> THE EXERCISE
Substitute "Brightness offset" for every "Photometric offset" in the lines below, and reproduce them with nothing else changed.
-- Start DATA RECORDS --
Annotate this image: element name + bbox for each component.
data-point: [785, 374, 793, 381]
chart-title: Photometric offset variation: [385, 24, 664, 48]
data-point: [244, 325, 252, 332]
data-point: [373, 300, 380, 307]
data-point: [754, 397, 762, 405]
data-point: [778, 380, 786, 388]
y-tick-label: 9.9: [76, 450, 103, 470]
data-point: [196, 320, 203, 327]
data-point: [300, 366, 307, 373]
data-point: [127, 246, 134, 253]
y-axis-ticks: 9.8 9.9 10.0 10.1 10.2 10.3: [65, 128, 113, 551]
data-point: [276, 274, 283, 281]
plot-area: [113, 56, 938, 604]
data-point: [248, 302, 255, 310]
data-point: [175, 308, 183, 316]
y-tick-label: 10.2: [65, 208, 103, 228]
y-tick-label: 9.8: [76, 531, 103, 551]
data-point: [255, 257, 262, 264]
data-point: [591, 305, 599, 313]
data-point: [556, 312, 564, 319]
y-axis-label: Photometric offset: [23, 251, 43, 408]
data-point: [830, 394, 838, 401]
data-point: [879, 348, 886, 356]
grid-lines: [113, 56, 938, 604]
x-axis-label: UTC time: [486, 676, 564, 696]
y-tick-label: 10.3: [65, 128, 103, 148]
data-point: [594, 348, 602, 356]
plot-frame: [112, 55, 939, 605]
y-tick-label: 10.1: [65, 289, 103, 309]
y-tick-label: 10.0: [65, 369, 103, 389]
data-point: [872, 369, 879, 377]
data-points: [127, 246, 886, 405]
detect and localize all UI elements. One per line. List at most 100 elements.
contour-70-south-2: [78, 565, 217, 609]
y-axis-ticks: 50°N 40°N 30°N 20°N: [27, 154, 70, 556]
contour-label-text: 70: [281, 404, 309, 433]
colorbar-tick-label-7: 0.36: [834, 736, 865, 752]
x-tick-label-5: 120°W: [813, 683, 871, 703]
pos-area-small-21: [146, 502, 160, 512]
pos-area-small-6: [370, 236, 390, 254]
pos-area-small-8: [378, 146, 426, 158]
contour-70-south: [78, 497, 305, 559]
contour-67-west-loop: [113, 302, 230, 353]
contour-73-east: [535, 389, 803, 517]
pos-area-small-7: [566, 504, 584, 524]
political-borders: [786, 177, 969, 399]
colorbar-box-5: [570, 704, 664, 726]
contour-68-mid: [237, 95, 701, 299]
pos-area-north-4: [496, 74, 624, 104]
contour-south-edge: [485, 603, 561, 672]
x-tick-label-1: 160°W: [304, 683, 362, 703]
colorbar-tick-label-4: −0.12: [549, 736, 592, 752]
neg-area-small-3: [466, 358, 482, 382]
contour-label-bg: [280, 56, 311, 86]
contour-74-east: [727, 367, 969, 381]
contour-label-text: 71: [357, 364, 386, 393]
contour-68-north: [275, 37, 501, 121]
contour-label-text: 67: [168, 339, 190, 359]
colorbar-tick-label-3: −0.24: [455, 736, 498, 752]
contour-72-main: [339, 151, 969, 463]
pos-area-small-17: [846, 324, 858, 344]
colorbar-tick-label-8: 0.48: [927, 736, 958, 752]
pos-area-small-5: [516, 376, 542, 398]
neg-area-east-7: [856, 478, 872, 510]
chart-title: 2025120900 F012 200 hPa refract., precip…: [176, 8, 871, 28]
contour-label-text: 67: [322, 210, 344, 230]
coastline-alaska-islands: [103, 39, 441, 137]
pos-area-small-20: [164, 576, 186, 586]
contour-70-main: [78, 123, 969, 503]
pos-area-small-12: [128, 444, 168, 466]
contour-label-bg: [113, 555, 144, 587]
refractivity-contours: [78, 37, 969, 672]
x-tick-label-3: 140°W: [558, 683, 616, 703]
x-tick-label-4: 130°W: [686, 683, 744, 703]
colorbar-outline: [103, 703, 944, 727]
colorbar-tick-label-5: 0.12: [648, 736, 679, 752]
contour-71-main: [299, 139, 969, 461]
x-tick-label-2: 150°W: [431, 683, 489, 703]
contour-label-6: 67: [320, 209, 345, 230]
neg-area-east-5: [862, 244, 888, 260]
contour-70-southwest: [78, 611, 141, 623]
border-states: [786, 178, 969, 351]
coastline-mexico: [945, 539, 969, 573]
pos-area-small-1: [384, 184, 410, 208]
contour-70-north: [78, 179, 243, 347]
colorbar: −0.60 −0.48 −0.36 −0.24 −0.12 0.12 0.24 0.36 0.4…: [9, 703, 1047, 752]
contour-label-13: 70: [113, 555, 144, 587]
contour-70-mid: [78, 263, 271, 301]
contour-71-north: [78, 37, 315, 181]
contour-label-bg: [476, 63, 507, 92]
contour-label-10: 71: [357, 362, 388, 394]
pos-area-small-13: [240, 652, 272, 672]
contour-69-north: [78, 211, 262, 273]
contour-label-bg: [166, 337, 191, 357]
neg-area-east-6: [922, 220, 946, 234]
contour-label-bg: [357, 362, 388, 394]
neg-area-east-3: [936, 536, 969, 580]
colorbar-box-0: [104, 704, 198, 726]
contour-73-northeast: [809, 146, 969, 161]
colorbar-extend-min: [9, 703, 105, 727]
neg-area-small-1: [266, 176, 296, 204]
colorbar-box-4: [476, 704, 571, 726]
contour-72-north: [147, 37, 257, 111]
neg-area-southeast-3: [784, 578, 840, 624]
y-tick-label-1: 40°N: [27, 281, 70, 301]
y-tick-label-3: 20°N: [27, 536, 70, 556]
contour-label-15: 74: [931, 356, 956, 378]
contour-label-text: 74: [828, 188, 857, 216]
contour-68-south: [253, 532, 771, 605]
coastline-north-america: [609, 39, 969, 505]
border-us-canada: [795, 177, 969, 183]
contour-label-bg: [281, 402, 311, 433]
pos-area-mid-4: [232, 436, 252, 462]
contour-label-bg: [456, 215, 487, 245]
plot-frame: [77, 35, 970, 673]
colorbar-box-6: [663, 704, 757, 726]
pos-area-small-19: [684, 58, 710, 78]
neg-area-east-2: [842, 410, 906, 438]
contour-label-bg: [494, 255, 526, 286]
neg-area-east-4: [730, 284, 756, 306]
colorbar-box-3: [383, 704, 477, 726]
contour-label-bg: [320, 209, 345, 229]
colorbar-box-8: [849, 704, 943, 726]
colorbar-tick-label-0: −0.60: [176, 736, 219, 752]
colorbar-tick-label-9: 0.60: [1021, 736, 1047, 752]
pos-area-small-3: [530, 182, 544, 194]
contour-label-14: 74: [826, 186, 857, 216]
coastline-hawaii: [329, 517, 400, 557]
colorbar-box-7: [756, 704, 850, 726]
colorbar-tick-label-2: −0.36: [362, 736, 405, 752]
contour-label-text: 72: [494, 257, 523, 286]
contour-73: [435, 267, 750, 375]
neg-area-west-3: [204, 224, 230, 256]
-- End DATA RECORDS --
> RESULT
Annotate this image: element name + bbox for each component.
data-point: [785, 374, 793, 381]
chart-title: Brightness offset variation: [385, 24, 664, 48]
data-point: [244, 325, 252, 332]
data-point: [373, 300, 380, 307]
data-point: [754, 397, 762, 405]
data-point: [778, 380, 786, 388]
y-tick-label: 9.9: [76, 450, 103, 470]
data-point: [196, 320, 203, 327]
data-point: [300, 366, 307, 373]
data-point: [127, 246, 134, 253]
y-axis-ticks: 9.8 9.9 10.0 10.1 10.2 10.3: [65, 128, 113, 551]
data-point: [276, 274, 283, 281]
plot-area: [113, 56, 938, 604]
data-point: [248, 302, 255, 310]
data-point: [175, 308, 183, 316]
y-tick-label: 10.2: [65, 208, 103, 228]
y-tick-label: 9.8: [76, 531, 103, 551]
data-point: [255, 257, 262, 264]
data-point: [591, 305, 599, 313]
data-point: [556, 312, 564, 319]
y-axis-label: Brightness offset: [23, 251, 43, 408]
data-point: [830, 394, 838, 401]
data-point: [879, 348, 886, 356]
grid-lines: [113, 56, 938, 604]
x-axis-label: UTC time: [486, 676, 564, 696]
y-tick-label: 10.3: [65, 128, 103, 148]
data-point: [594, 348, 602, 356]
plot-frame: [112, 55, 939, 605]
y-tick-label: 10.1: [65, 289, 103, 309]
y-tick-label: 10.0: [65, 369, 103, 389]
data-point: [872, 369, 879, 377]
data-points: [127, 246, 886, 405]
detect and localize all UI elements. One per line. List at most 100 elements.
contour-70-south-2: [78, 565, 217, 609]
y-axis-ticks: 50°N 40°N 30°N 20°N: [27, 154, 70, 556]
contour-label-text: 70: [281, 404, 309, 433]
colorbar-tick-label-7: 0.36: [834, 736, 865, 752]
x-tick-label-5: 120°W: [813, 683, 871, 703]
pos-area-small-21: [146, 502, 160, 512]
pos-area-small-6: [370, 236, 390, 254]
pos-area-small-8: [378, 146, 426, 158]
contour-70-south: [78, 497, 305, 559]
contour-67-west-loop: [113, 302, 230, 353]
contour-73-east: [535, 389, 803, 517]
pos-area-small-7: [566, 504, 584, 524]
political-borders: [786, 177, 969, 399]
colorbar-box-5: [570, 704, 664, 726]
contour-68-mid: [237, 95, 701, 299]
pos-area-north-4: [496, 74, 624, 104]
contour-south-edge: [485, 603, 561, 672]
x-tick-label-1: 160°W: [304, 683, 362, 703]
colorbar-tick-label-4: −0.12: [549, 736, 592, 752]
neg-area-small-3: [466, 358, 482, 382]
contour-label-bg: [280, 56, 311, 86]
contour-74-east: [727, 367, 969, 381]
contour-label-text: 71: [357, 364, 386, 393]
contour-68-north: [275, 37, 501, 121]
contour-label-text: 67: [168, 339, 190, 359]
colorbar-tick-label-3: −0.24: [455, 736, 498, 752]
contour-72-main: [339, 151, 969, 463]
pos-area-small-17: [846, 324, 858, 344]
colorbar-tick-label-8: 0.48: [927, 736, 958, 752]
pos-area-small-5: [516, 376, 542, 398]
neg-area-east-7: [856, 478, 872, 510]
chart-title: 2025120900 F012 200 hPa refract., precip…: [176, 8, 871, 28]
contour-label-text: 67: [322, 210, 344, 230]
coastline-alaska-islands: [103, 39, 441, 137]
pos-area-small-20: [164, 576, 186, 586]
contour-70-main: [78, 123, 969, 503]
pos-area-small-12: [128, 444, 168, 466]
contour-label-bg: [113, 555, 144, 587]
refractivity-contours: [78, 37, 969, 672]
x-tick-label-3: 140°W: [558, 683, 616, 703]
x-tick-label-4: 130°W: [686, 683, 744, 703]
colorbar-outline: [103, 703, 944, 727]
colorbar-tick-label-5: 0.12: [648, 736, 679, 752]
contour-71-main: [299, 139, 969, 461]
x-tick-label-2: 150°W: [431, 683, 489, 703]
contour-label-6: 67: [320, 209, 345, 230]
neg-area-east-5: [862, 244, 888, 260]
contour-70-southwest: [78, 611, 141, 623]
border-states: [786, 178, 969, 351]
coastline-mexico: [945, 539, 969, 573]
pos-area-small-1: [384, 184, 410, 208]
contour-70-north: [78, 179, 243, 347]
colorbar: −0.60 −0.48 −0.36 −0.24 −0.12 0.12 0.24 0.36 0.4…: [9, 703, 1047, 752]
contour-label-13: 70: [113, 555, 144, 587]
contour-70-mid: [78, 263, 271, 301]
contour-71-north: [78, 37, 315, 181]
contour-label-bg: [476, 63, 507, 92]
contour-label-10: 71: [357, 362, 388, 394]
pos-area-small-13: [240, 652, 272, 672]
contour-69-north: [78, 211, 262, 273]
contour-label-bg: [166, 337, 191, 357]
neg-area-east-6: [922, 220, 946, 234]
contour-label-bg: [357, 362, 388, 394]
neg-area-east-3: [936, 536, 969, 580]
colorbar-box-0: [104, 704, 198, 726]
contour-73-northeast: [809, 146, 969, 161]
colorbar-extend-min: [9, 703, 105, 727]
neg-area-small-1: [266, 176, 296, 204]
colorbar-box-4: [476, 704, 571, 726]
contour-72-north: [147, 37, 257, 111]
neg-area-southeast-3: [784, 578, 840, 624]
y-tick-label-1: 40°N: [27, 281, 70, 301]
y-tick-label-3: 20°N: [27, 536, 70, 556]
contour-label-15: 74: [931, 356, 956, 378]
contour-label-text: 74: [828, 188, 857, 216]
contour-68-south: [253, 532, 771, 605]
coastline-north-america: [609, 39, 969, 505]
border-us-canada: [795, 177, 969, 183]
contour-label-bg: [281, 402, 311, 433]
pos-area-mid-4: [232, 436, 252, 462]
contour-label-bg: [456, 215, 487, 245]
plot-frame: [77, 35, 970, 673]
colorbar-box-6: [663, 704, 757, 726]
pos-area-small-19: [684, 58, 710, 78]
neg-area-east-2: [842, 410, 906, 438]
contour-label-bg: [494, 255, 526, 286]
neg-area-east-4: [730, 284, 756, 306]
colorbar-box-3: [383, 704, 477, 726]
contour-label-bg: [320, 209, 345, 229]
colorbar-box-8: [849, 704, 943, 726]
colorbar-tick-label-0: −0.60: [176, 736, 219, 752]
colorbar-tick-label-9: 0.60: [1021, 736, 1047, 752]
pos-area-small-3: [530, 182, 544, 194]
contour-label-14: 74: [826, 186, 857, 216]
coastline-hawaii: [329, 517, 400, 557]
colorbar-box-7: [756, 704, 850, 726]
colorbar-tick-label-2: −0.36: [362, 736, 405, 752]
contour-label-text: 72: [494, 257, 523, 286]
contour-73: [435, 267, 750, 375]
neg-area-west-3: [204, 224, 230, 256]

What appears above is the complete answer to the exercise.